__TEXT PROVIDED__:
• • • •

Fatal IO Error in cfdemSolverIB tutorial

Submitted by Churchyard on Tue, 01/12/2021 - 11:24

Dear all,

I have compiled the latest version of LIGGGHTS 3.8.1 and CFDEMcoupling 3.8.0 together with OpenFOAM 5.x on our cluster as well on one of the local workstations. The programs were used together with following software versions of g++, gcc and MPI:

- g++ (GCC) 8.4.0
- gcc (GCC) 8.4.0
- mpirun: (Open MPI) 2.1.6

The compilation process was successful and completed without any errors. However, when I tried to run the Immersed Boundary tutorial „TwoSpheresGlowinskiMPI“ on several nodes (1 node containing 20 processors in our case), I am getting an error which is attached below (file: logfile_tutorial_case.txt). While splitting the domain in varying combinations (Px Py Pz) and using different number of nodes (2-5) it was observed that the occurrence of the error is depending on the selected amount of nodes and/or processor combinations. It has also been observed that this error is mainly occurring during the mesh refinement step in OpenFOAM. For instance, the tutorial case runs successfully and till end time with certain processor division (Px Py Pz) combinations without any issues but gives error at the refinement step after a couple of time steps (the number of successfully calculated steps varies with the processor combinations (Px Py Pz) used for domain division).
I have also tested a different IB case where I encountered a similar problem (attached in log aswell; file: logfile_second_case.txt). I could not figure out reason for this problem till now.

• • • •

__MATERIAL__:
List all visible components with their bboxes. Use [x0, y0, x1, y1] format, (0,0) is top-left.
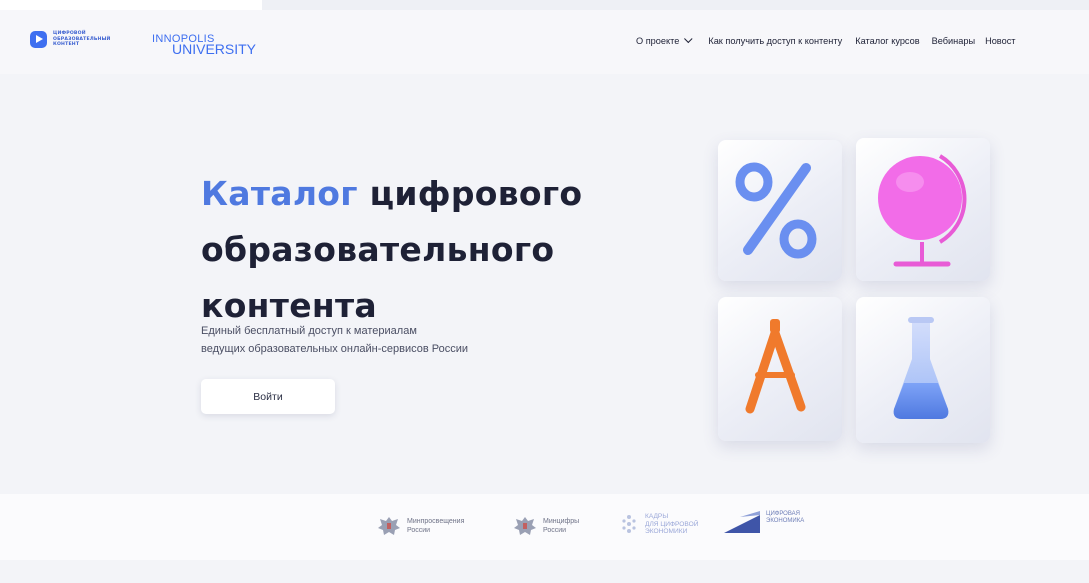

• • • •

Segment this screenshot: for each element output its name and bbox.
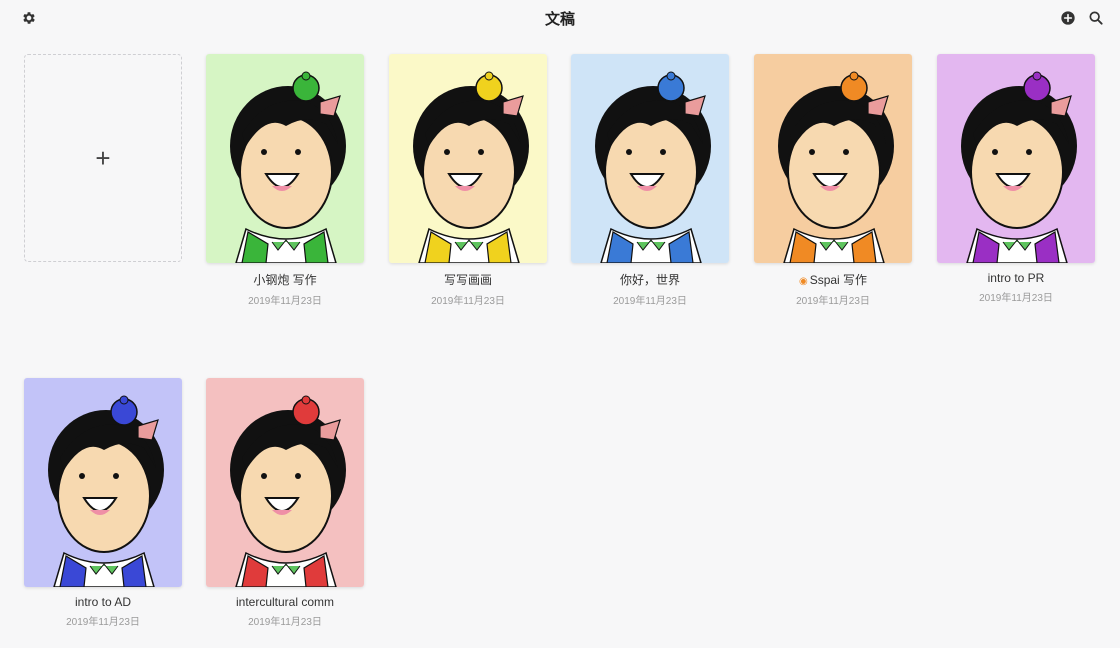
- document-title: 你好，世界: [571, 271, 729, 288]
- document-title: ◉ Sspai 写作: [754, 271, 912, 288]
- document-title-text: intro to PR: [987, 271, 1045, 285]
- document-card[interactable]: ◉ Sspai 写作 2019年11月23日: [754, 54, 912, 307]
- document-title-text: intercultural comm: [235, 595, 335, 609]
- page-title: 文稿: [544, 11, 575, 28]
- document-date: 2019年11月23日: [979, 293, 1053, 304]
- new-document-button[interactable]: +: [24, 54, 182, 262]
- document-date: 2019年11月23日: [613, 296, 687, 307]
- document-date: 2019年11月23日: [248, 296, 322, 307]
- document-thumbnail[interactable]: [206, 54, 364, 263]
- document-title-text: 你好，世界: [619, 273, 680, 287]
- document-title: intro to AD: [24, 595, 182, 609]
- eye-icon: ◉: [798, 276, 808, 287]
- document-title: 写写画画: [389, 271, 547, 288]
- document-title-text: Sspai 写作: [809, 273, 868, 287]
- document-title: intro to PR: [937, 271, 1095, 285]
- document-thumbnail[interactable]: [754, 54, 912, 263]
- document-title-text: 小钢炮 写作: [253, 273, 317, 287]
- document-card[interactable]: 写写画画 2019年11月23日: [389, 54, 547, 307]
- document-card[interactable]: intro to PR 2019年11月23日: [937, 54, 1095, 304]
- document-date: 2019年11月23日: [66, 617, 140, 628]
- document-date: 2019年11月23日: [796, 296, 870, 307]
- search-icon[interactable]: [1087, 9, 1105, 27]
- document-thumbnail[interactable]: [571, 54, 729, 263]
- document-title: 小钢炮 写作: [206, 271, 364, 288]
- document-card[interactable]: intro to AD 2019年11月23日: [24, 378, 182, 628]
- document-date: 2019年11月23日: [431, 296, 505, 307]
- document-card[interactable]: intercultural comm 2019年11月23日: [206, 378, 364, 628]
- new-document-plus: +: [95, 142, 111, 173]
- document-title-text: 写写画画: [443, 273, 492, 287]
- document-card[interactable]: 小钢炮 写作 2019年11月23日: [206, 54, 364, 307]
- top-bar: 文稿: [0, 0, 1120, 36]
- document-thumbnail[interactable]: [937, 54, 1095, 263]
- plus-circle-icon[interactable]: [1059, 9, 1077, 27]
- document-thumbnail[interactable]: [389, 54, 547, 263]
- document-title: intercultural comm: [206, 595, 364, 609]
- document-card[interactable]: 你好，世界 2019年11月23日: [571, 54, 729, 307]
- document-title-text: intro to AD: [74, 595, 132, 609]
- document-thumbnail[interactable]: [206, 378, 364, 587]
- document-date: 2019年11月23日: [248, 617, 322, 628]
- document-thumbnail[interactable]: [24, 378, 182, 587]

• • • •

__WORK TO BE COMPLETED__: Update the passage of the forum post about the cfdemSolverIB error that begins with the words "I have also" and stops after "problem till now.", changing "similar problem" to "comparable problem". The records play no part in what is asked here.

__RESULT OF THIS TASK__:
I have also tested a different IB case where I encountered a comparable problem (attached in log aswell; file: logfile_second_case.txt). I could not figure out reason for this problem till now.